Only lines holding the word "sind" should be copied from the material.

> RECORDS TO PROCESS
━━━━━━

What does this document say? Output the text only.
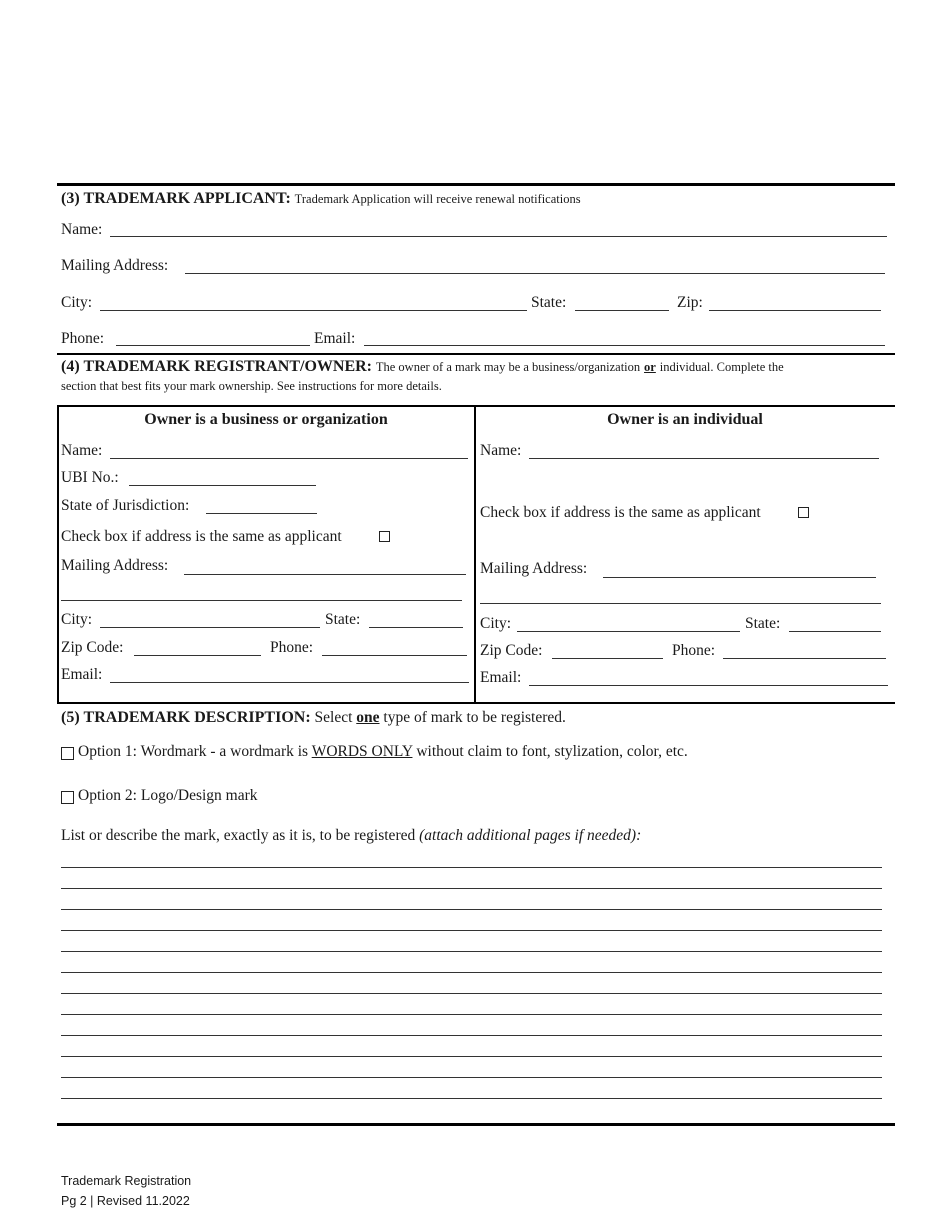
(3) TRADEMARK APPLICANT: Trademark Application will receive renewal notifications
Name:
Mailing Address:
City:	State:	Zip:
Phone:	Email:
(4) TRADEMARK REGISTRANT/OWNER: The owner of a mark may be a business/organization or individual. Complete the
section that best fits your mark ownership. See instructions for more details.
Owner is a business or organization
Name:
UBI No.:
State of Jurisdiction:
Check box if address is the same as applicant
Mailing Address:
City:	State:
Zip Code:	Phone:
Email:
Owner is an individual
Name:
Check box if address is the same as applicant
Mailing Address:
City:	State:
Zip Code:	Phone:
Email:
(5) TRADEMARK DESCRIPTION: Select one type of mark to be registered.
Option 1: Wordmark - a wordmark is WORDS ONLY without claim to font, stylization, color, etc.
Option 2: Logo/Design mark
List or describe the mark, exactly as it is, to be registered (attach additional pages if needed):
Trademark Registration
Pg 2 | Revised 11.2022
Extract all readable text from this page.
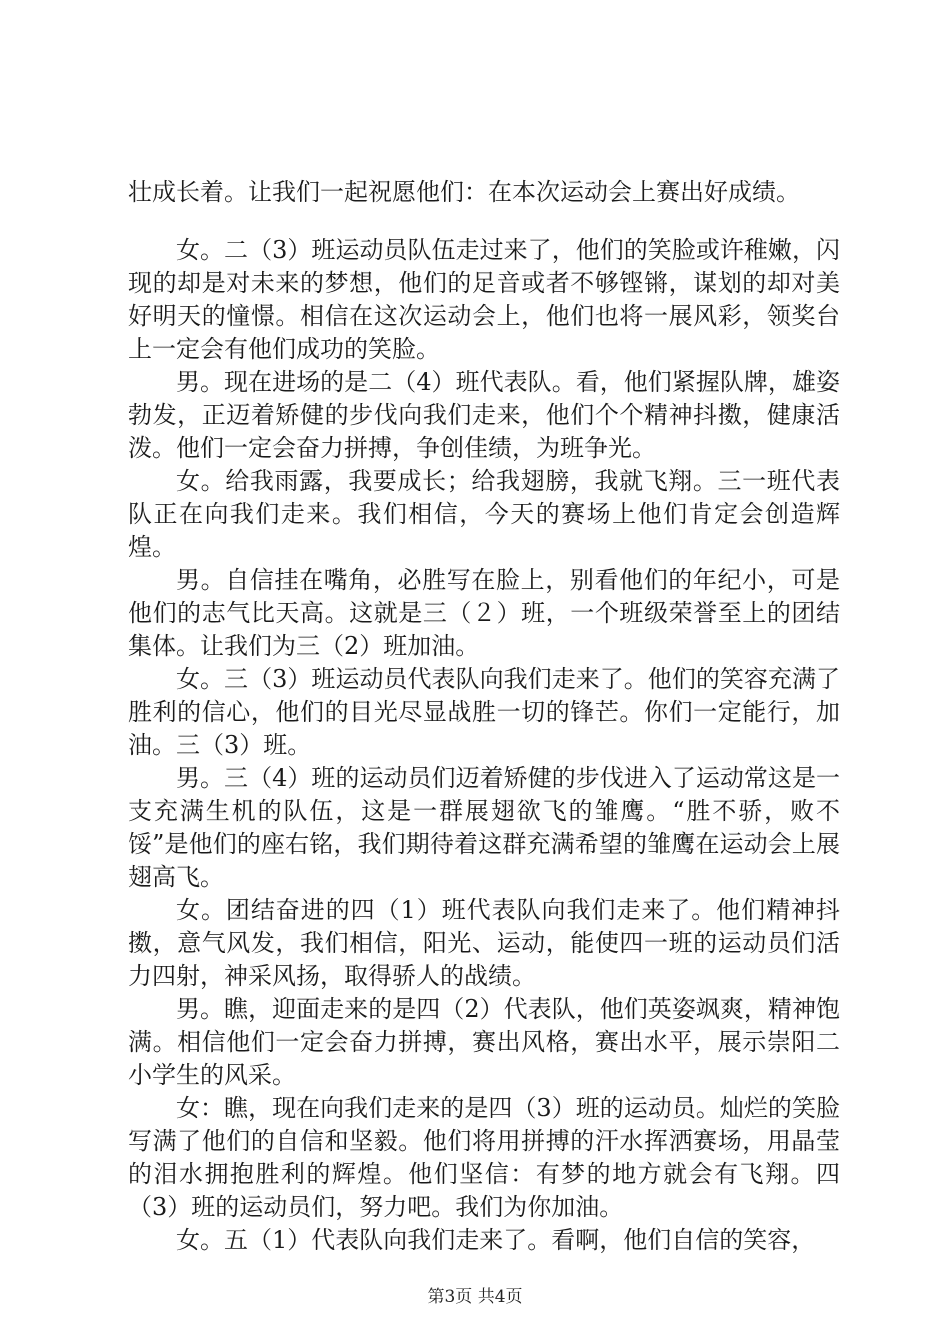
壮成长着。让我们一起祝愿他们：在本次运动会上赛出好成绩。

女。二（3）班运动员队伍走过来了，他们的笑脸或许稚嫩，闪现的却是对未来的梦想，他们的足音或者不够铿锵，谋划的却对美好明天的憧憬。相信在这次运动会上，他们也将一展风彩，领奖台上一定会有他们成功的笑脸。

男。现在进场的是二（4）班代表队。看，他们紧握队牌，雄姿勃发，正迈着矫健的步伐向我们走来，他们个个精神抖擞，健康活泼。他们一定会奋力拼搏，争创佳绩，为班争光。

女。给我雨露，我要成长；给我翅膀，我就飞翔。三一班代表队正在向我们走来。我们相信，今天的赛场上他们肯定会创造辉煌。

男。自信挂在嘴角，必胜写在脸上，别看他们的年纪小，可是他们的志气比天高。这就是三（２）班，一个班级荣誉至上的团结集体。让我们为三（2）班加油。

女。三（3）班运动员代表队向我们走来了。他们的笑容充满了胜利的信心，他们的目光尽显战胜一切的锋芒。你们一定能行，加油。三（3）班。

男。三（4）班的运动员们迈着矫健的步伐进入了运动常这是一支充满生机的队伍，这是一群展翅欲飞的雏鹰。“胜不骄，败不馁”是他们的座右铭，我们期待着这群充满希望的雏鹰在运动会上展翅高飞。

女。团结奋进的四（1）班代表队向我们走来了。他们精神抖擞，意气风发，我们相信，阳光、运动，能使四一班的运动员们活力四射，神采风扬，取得骄人的战绩。

男。瞧，迎面走来的是四（2）代表队，他们英姿飒爽，精神饱满。相信他们一定会奋力拼搏，赛出风格，赛出水平，展示崇阳二小学生的风采。

女：瞧，现在向我们走来的是四（3）班的运动员。灿烂的笑脸写满了他们的自信和坚毅。他们将用拼搏的汗水挥洒赛场，用晶莹的泪水拥抱胜利的辉煌。他们坚信：有梦的地方就会有飞翔。四（3）班的运动员们，努力吧。我们为你加油。

女。五（1）代表队向我们走来了。看啊，他们自信的笑容，

第3页 共4页
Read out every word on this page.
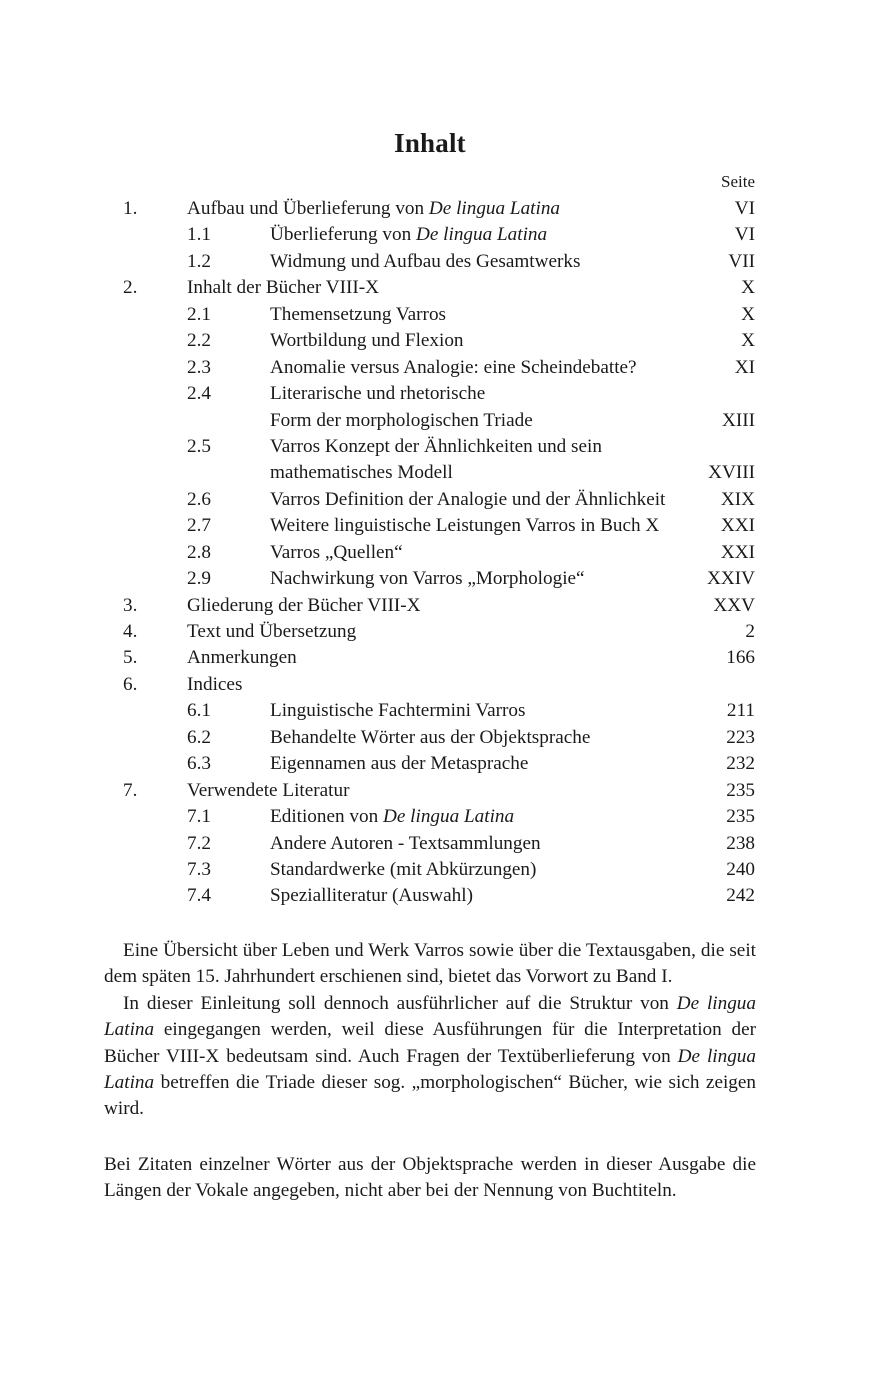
Inhalt
Seite
1.	Aufbau und Überlieferung von De lingua Latina	VI
1.1	Überlieferung von De lingua Latina	VI
1.2	Widmung und Aufbau des Gesamtwerks	VII
2.	Inhalt der Bücher VIII-X	X
2.1	Themensetzung Varros	X
2.2	Wortbildung und Flexion	X
2.3	Anomalie versus Analogie: eine Scheindebatte?	XI
2.4	Literarische und rhetorische
Form der morphologischen Triade	XIII
2.5	Varros Konzept der Ähnlichkeiten und sein
mathematisches Modell	XVIII
2.6	Varros Definition der Analogie und der Ähnlichkeit	XIX
2.7	Weitere linguistische Leistungen Varros in Buch X	XXI
2.8	Varros „Quellen“	XXI
2.9	Nachwirkung von Varros „Morphologie“	XXIV
3.	Gliederung der Bücher VIII-X	XXV
4.	Text und Übersetzung	2
5.	Anmerkungen	166
6.	Indices
6.1	Linguistische Fachtermini Varros	211
6.2	Behandelte Wörter aus der Objektsprache	223
6.3	Eigennamen aus der Metasprache	232
7.	Verwendete Literatur	235
7.1	Editionen von De lingua Latina	235
7.2	Andere Autoren - Textsammlungen	238
7.3	Standardwerke (mit Abkürzungen)	240
7.4	Spezialliteratur (Auswahl)	242

Eine Übersicht über Leben und Werk Varros sowie über die Textausgaben, die seit dem späten 15. Jahrhundert erschienen sind, bietet das Vorwort zu Band I.

In dieser Einleitung soll dennoch ausführlicher auf die Struktur von De lingua Latina eingegangen werden, weil diese Ausführungen für die Interpretation der Bücher VIII-X bedeutsam sind. Auch Fragen der Textüberlieferung von De lingua Latina betreffen die Triade dieser sog. „morphologischen“ Bücher, wie sich zeigen wird.

Bei Zitaten einzelner Wörter aus der Objektsprache werden in dieser Ausgabe die Längen der Vokale angegeben, nicht aber bei der Nennung von Buchtiteln.
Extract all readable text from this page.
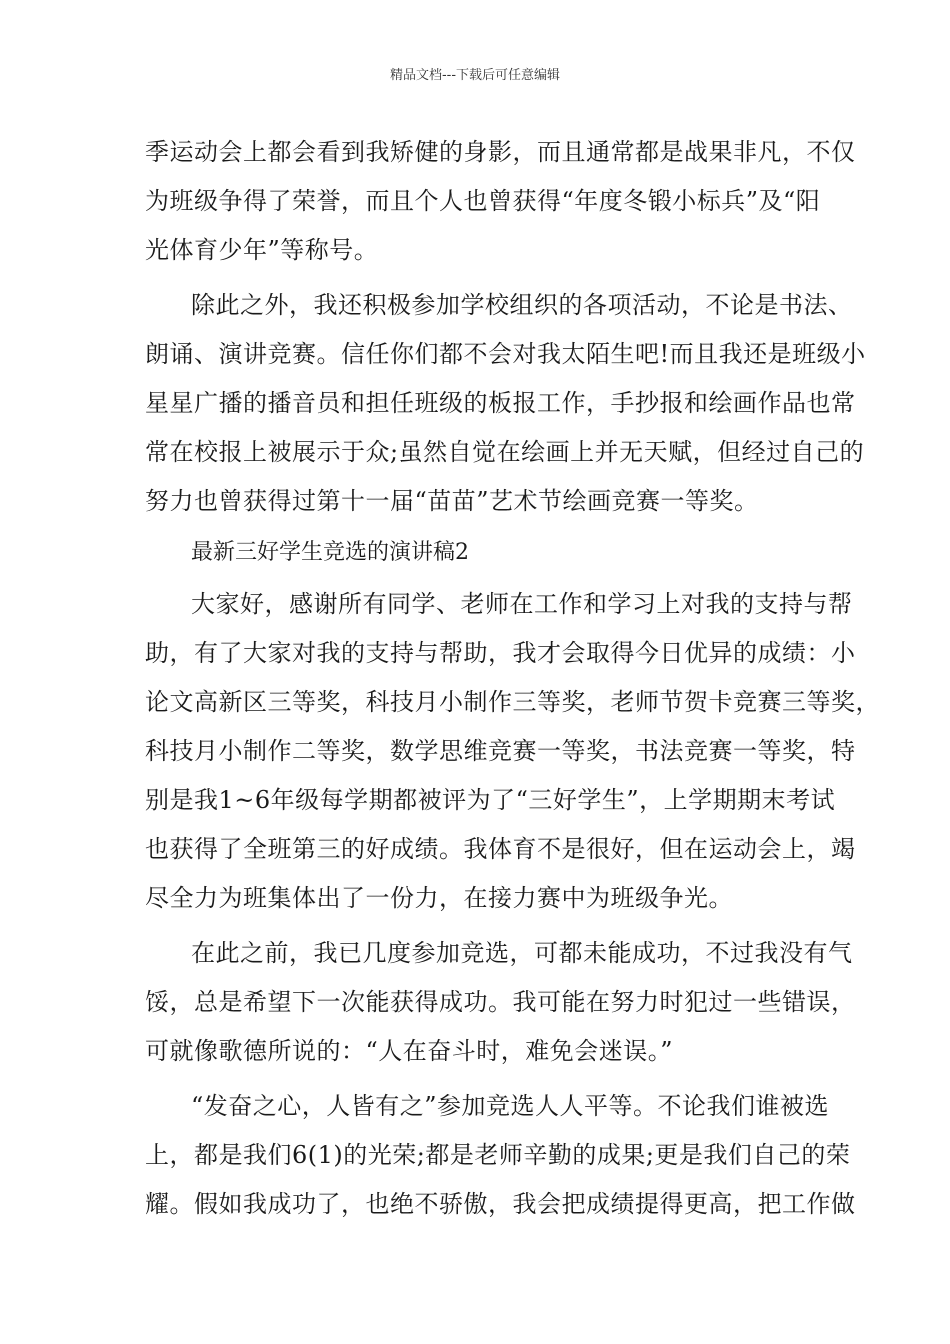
精品文档---下载后可任意编辑
季运动会上都会看到我矫健的身影，而且通常都是战果非凡，不仅
为班级争得了荣誉，而且个人也曾获得“年度冬锻小标兵”及“阳
光体育少年”等称号。
除此之外，我还积极参加学校组织的各项活动，不论是书法、
朗诵、演讲竞赛。信任你们都不会对我太陌生吧!而且我还是班级小
星星广播的播音员和担任班级的板报工作，手抄报和绘画作品也常
常在校报上被展示于众;虽然自觉在绘画上并无天赋，但经过自己的
努力也曾获得过第十一届“苗苗”艺术节绘画竞赛一等奖。
最新三好学生竞选的演讲稿2
大家好，感谢所有同学、老师在工作和学习上对我的支持与帮
助，有了大家对我的支持与帮助，我才会取得今日优异的成绩：小
论文高新区三等奖，科技月小制作三等奖，老师节贺卡竞赛三等奖，
科技月小制作二等奖，数学思维竞赛一等奖，书法竞赛一等奖，特
别是我1~6年级每学期都被评为了“三好学生”，上学期期末考试
也获得了全班第三的好成绩。我体育不是很好，但在运动会上，竭
尽全力为班集体出了一份力，在接力赛中为班级争光。
在此之前，我已几度参加竞选，可都未能成功，不过我没有气
馁，总是希望下一次能获得成功。我可能在努力时犯过一些错误，
可就像歌德所说的：“人在奋斗时，难免会迷误。”
“发奋之心，人皆有之”参加竞选人人平等。不论我们谁被选
上，都是我们6(1)的光荣;都是老师辛勤的成果;更是我们自己的荣
耀。假如我成功了，也绝不骄傲，我会把成绩提得更高，把工作做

━━━━━━

> ANSWER BELOW
Eine Übersicht über Leben und Werk Varros sowie über die Textausgaben, die seit dem späten 15. Jahrhundert erschienen sind, bietet das Vorwort zu Band I.
In dieser Einleitung soll dennoch ausführlicher auf die Struktur von De lingua Latina eingegangen werden, weil diese Ausführungen für die Interpretation der Bücher VIII-X bedeutsam sind. Auch Fragen der Textüberlieferung von De lingua Latina betreffen die Triade dieser sog. „morphologischen“ Bücher, wie sich zeigen wird.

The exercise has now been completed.